[Data records]
────────────────
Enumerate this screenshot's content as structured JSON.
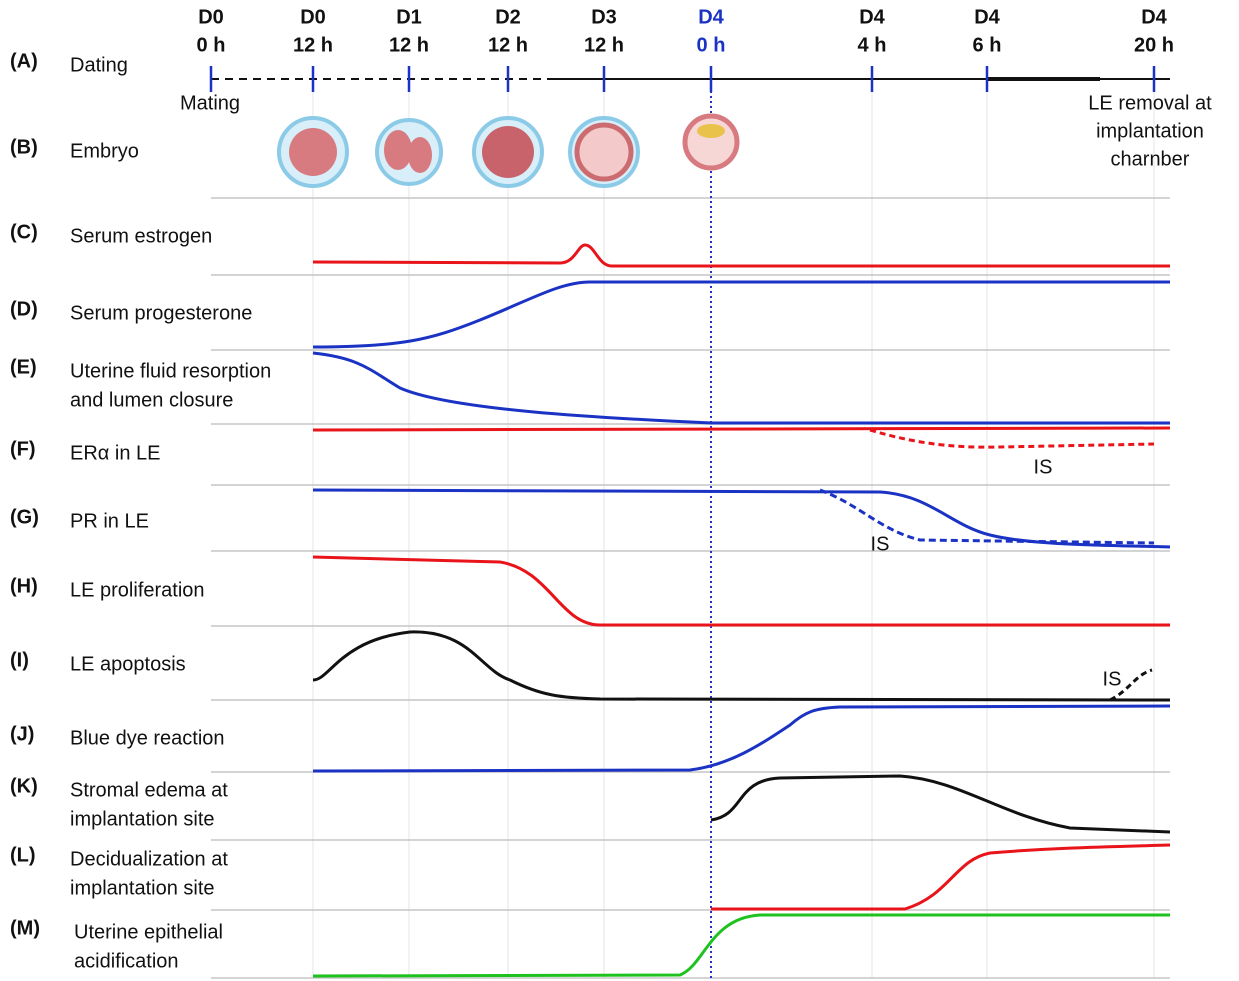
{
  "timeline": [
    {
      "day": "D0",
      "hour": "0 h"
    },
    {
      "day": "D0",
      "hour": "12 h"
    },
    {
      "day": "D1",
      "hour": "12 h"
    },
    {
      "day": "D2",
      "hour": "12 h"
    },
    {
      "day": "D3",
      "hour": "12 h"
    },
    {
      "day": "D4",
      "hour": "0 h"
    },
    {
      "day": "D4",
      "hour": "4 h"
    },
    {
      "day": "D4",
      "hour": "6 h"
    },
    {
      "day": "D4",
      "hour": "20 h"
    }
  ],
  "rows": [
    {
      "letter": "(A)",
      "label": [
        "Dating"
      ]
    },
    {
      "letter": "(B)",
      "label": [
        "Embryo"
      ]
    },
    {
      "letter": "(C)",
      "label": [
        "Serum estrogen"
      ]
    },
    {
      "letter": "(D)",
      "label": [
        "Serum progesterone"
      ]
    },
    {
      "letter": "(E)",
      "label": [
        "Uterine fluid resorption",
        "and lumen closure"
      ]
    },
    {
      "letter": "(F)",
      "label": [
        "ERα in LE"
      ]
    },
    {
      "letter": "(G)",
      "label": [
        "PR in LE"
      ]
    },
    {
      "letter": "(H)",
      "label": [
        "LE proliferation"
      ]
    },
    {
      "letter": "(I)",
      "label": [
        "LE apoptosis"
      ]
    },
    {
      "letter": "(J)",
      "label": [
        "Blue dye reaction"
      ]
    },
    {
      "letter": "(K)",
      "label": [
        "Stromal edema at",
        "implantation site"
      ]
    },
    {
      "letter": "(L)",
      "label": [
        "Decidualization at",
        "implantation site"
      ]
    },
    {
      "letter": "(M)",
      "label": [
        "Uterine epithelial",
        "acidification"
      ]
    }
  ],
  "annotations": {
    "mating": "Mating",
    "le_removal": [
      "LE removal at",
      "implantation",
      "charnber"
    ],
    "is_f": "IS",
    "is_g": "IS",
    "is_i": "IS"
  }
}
────────────────
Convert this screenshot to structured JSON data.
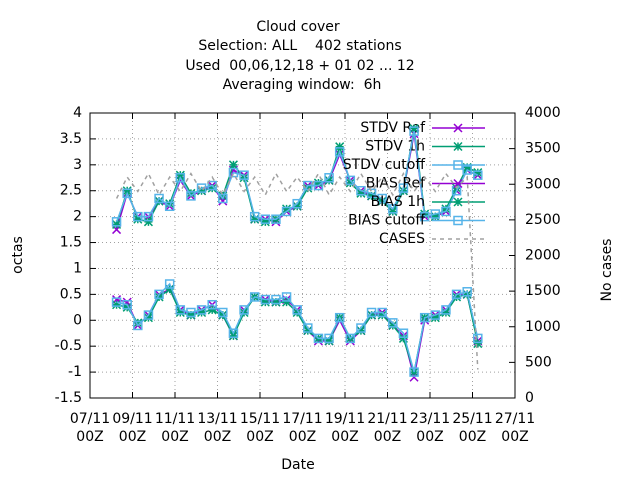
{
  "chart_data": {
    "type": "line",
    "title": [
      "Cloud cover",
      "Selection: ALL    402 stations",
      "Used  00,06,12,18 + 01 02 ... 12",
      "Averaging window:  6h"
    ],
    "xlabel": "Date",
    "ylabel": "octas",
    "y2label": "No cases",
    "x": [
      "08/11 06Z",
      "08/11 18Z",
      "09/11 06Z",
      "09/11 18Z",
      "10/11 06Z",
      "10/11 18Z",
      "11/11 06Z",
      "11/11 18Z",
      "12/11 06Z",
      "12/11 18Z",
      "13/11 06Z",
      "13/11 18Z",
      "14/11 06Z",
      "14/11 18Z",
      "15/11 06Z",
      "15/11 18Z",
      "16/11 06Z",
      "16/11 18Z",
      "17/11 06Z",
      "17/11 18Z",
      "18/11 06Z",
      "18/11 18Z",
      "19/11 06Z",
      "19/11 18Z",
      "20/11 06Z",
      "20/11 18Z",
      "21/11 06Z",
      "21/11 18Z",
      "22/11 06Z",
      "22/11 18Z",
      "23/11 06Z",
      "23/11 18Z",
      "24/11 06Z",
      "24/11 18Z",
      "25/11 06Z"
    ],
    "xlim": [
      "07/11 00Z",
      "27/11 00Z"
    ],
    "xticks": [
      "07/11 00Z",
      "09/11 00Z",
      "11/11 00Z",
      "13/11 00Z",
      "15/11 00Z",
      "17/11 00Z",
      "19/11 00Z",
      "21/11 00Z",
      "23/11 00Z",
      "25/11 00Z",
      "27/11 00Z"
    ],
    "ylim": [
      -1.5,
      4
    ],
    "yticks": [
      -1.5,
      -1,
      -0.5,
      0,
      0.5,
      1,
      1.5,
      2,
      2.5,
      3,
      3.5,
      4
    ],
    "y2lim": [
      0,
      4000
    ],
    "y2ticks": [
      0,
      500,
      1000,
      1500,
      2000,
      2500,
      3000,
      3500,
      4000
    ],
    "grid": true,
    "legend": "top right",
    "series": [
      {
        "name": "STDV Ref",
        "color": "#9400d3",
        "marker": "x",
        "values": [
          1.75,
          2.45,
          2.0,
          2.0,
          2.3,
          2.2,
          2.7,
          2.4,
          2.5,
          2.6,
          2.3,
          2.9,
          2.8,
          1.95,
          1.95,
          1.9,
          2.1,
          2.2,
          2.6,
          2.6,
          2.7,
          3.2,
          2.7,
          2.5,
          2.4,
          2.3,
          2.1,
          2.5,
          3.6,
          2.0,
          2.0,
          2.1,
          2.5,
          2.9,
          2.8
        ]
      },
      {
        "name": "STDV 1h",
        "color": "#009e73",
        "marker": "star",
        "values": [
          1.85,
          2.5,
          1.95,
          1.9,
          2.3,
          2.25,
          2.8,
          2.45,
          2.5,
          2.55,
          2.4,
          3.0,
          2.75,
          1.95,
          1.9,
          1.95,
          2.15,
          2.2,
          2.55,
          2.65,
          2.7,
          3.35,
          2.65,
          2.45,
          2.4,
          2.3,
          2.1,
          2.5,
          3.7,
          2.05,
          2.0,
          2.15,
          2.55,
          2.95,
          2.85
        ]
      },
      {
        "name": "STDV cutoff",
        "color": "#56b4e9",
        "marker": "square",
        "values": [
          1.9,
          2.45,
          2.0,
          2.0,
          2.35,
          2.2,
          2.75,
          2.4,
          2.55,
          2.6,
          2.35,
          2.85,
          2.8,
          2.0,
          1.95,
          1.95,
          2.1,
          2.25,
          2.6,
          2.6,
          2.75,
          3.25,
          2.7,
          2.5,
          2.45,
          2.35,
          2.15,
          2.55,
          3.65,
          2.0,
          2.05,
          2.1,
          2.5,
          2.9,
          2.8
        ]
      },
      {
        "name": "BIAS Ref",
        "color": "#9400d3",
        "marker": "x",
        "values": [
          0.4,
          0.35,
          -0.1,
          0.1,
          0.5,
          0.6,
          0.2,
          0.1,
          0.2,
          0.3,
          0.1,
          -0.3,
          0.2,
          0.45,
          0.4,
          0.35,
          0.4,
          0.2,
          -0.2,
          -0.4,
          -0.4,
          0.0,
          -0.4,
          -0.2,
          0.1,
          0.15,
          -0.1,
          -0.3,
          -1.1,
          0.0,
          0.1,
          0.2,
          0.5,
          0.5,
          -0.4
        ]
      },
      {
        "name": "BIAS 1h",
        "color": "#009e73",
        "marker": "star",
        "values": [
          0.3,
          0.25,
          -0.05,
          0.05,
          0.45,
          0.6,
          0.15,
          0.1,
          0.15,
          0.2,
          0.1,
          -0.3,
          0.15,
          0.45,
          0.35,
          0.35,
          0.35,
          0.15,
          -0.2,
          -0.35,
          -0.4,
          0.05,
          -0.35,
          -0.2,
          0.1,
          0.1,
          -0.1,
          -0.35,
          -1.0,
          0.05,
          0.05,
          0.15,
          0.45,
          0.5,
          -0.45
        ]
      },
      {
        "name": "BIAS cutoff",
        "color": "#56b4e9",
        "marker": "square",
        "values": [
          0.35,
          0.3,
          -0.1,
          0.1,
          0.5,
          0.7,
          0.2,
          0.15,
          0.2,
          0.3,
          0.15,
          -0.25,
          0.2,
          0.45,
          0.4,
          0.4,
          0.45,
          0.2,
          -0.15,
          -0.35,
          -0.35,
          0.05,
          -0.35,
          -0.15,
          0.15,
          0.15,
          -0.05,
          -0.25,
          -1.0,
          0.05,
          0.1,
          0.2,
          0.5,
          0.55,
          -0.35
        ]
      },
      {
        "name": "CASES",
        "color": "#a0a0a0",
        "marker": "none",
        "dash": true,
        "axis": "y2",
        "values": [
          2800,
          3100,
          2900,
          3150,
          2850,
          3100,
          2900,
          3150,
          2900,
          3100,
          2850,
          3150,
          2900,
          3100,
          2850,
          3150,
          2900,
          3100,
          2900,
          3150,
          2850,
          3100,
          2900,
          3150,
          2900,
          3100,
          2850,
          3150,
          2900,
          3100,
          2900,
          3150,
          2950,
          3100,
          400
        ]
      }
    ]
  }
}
────────────────
= STATED GOAL =
Check each line above for the string "JSON", then copy the ones that have it.

= RESPONSE TO THE TASK =
Enumerate this screenshot's content as structured JSON.
Convert this screenshot to structured JSON data.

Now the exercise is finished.